[Stored entries]
====

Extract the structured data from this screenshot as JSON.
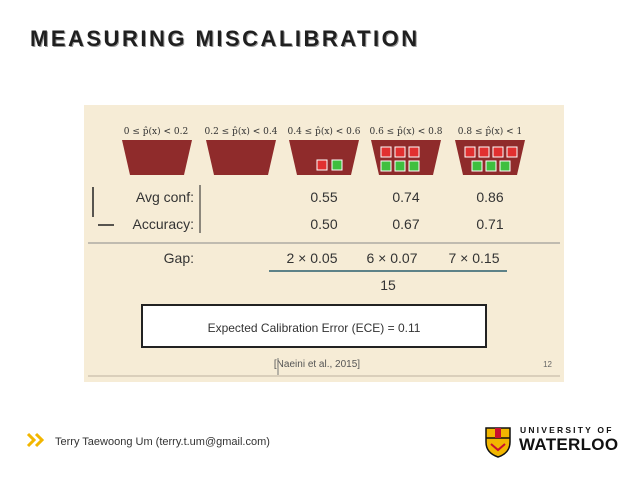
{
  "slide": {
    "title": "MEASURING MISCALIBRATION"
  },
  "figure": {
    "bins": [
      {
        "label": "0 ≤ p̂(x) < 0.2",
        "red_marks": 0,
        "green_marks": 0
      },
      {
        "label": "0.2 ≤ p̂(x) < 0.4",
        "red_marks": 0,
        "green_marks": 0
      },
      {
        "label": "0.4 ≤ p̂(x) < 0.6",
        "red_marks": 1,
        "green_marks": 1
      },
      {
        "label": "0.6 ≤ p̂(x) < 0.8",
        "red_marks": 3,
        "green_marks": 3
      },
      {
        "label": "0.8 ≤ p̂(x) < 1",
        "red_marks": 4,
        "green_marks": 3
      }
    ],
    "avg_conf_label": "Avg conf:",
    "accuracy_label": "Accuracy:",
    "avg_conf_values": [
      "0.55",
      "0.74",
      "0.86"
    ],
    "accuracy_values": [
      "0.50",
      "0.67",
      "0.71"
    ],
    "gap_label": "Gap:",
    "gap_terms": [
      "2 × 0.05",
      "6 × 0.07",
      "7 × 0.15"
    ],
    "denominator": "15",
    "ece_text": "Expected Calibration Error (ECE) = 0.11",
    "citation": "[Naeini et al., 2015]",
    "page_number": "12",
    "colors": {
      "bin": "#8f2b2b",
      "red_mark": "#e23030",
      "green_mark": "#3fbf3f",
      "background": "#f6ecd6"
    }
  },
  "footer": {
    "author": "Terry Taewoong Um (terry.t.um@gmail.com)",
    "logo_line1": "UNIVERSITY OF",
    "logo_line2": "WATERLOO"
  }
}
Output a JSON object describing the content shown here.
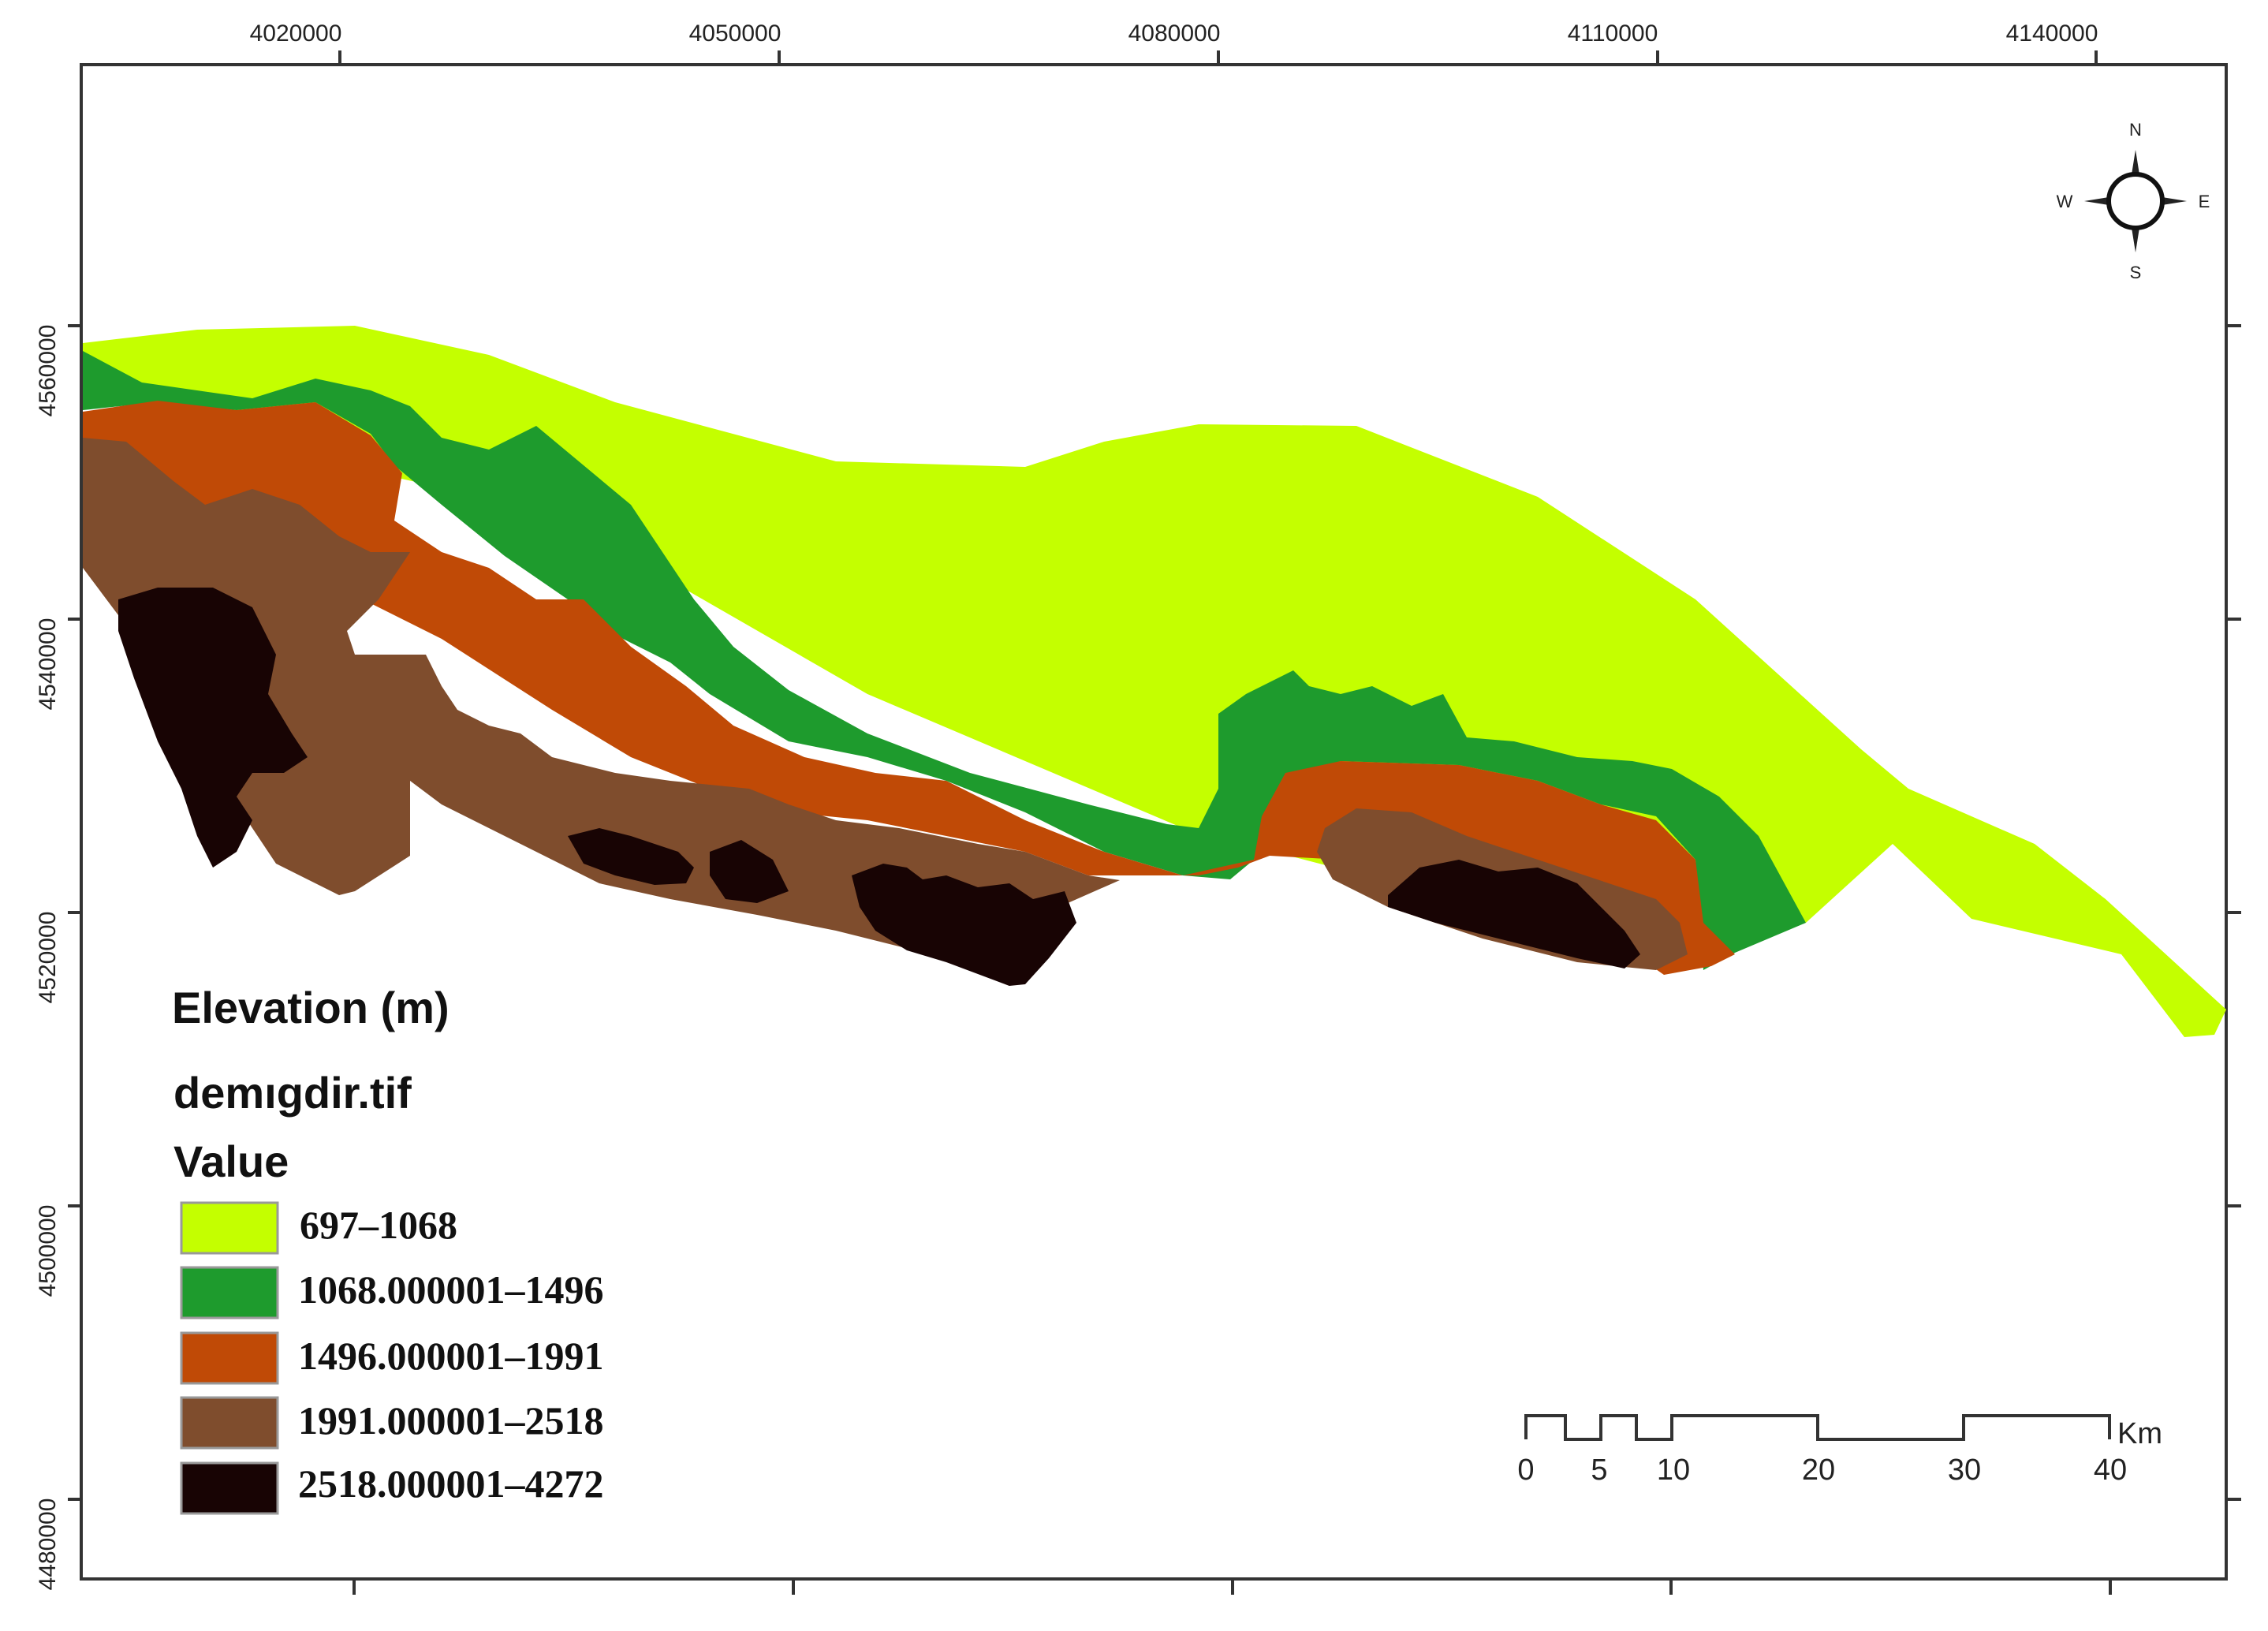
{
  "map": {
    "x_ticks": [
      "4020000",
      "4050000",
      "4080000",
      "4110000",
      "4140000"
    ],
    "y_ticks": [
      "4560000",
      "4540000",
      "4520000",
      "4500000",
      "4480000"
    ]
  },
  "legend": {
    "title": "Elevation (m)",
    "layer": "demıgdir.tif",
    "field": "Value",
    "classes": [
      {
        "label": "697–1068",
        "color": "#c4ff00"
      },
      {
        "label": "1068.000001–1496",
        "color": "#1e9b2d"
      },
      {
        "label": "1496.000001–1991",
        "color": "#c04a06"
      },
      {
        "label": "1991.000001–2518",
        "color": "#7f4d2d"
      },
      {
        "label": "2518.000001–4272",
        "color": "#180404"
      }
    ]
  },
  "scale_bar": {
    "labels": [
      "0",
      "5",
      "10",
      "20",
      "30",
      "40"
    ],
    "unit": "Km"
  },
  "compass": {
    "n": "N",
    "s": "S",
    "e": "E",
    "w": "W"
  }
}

====

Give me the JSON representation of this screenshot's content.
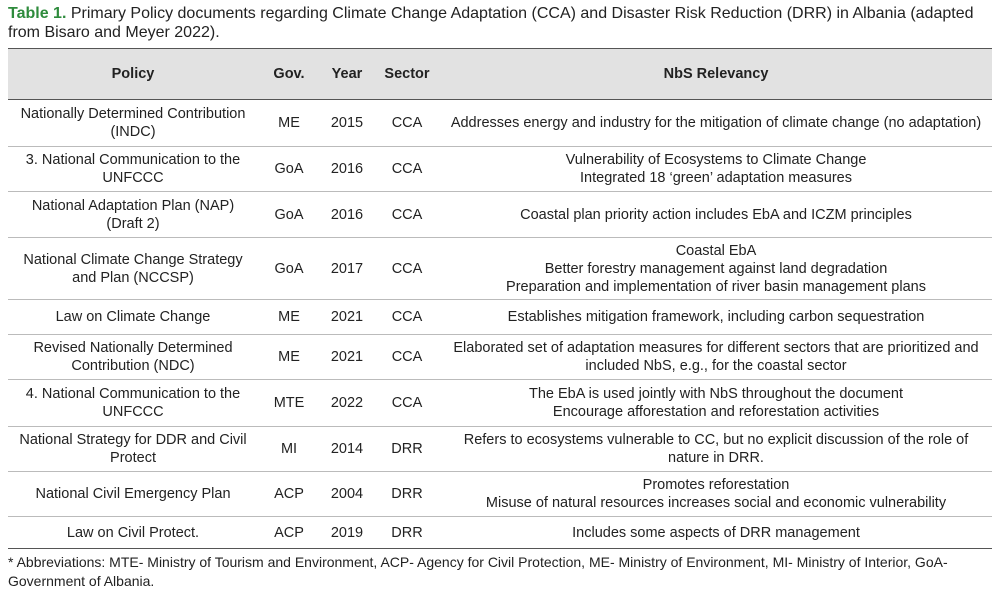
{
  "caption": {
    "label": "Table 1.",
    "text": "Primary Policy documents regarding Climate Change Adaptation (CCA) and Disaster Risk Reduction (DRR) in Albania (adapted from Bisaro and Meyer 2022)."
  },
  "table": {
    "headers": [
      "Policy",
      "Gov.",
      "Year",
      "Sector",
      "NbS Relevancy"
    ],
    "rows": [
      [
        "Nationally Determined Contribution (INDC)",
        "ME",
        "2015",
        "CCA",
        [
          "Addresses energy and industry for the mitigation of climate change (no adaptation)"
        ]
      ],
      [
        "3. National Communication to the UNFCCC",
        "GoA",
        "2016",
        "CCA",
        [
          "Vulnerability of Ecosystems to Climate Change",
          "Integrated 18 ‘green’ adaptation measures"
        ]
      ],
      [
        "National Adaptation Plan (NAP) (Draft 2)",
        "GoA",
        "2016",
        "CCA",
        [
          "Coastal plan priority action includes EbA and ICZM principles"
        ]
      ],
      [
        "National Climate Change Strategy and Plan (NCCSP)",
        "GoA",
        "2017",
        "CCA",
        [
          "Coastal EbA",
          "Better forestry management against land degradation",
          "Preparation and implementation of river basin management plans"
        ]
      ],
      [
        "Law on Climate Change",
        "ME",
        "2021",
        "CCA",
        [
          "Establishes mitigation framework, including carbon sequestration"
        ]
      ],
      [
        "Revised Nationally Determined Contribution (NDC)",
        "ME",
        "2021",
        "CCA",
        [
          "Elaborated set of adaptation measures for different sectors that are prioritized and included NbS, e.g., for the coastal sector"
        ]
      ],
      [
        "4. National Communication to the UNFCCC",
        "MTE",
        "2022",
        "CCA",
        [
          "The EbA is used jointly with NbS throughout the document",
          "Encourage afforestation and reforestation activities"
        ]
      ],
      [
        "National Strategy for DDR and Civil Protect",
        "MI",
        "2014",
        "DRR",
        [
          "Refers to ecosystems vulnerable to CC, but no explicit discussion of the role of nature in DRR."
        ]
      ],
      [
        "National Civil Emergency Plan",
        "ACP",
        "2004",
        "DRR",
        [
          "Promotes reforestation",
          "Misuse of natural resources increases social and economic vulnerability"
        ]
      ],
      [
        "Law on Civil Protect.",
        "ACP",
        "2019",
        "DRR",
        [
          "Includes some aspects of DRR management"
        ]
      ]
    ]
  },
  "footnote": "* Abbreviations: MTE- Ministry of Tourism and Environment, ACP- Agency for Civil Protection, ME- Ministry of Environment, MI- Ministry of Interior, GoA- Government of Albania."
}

====

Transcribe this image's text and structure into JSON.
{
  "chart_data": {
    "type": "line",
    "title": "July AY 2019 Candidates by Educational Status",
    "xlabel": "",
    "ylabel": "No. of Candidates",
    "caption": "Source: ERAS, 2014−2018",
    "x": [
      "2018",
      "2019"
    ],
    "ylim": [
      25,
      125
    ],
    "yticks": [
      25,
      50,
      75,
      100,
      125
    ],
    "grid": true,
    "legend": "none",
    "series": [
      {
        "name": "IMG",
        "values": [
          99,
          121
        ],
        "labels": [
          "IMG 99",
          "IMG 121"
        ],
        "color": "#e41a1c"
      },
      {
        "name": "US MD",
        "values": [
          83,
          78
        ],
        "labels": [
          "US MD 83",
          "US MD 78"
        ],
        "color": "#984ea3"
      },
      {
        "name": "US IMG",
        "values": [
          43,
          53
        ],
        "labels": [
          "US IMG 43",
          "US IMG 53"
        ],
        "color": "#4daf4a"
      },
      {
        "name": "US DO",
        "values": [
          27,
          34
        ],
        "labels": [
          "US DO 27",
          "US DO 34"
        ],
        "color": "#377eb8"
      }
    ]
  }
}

====

### EXERCISE BRIEF
Show, from the listing above, each line that contains the word "content".

### RIGHT ANSWER
Output a JSON object describing the content shown here.
Give me the JSON representation of this screenshot's content.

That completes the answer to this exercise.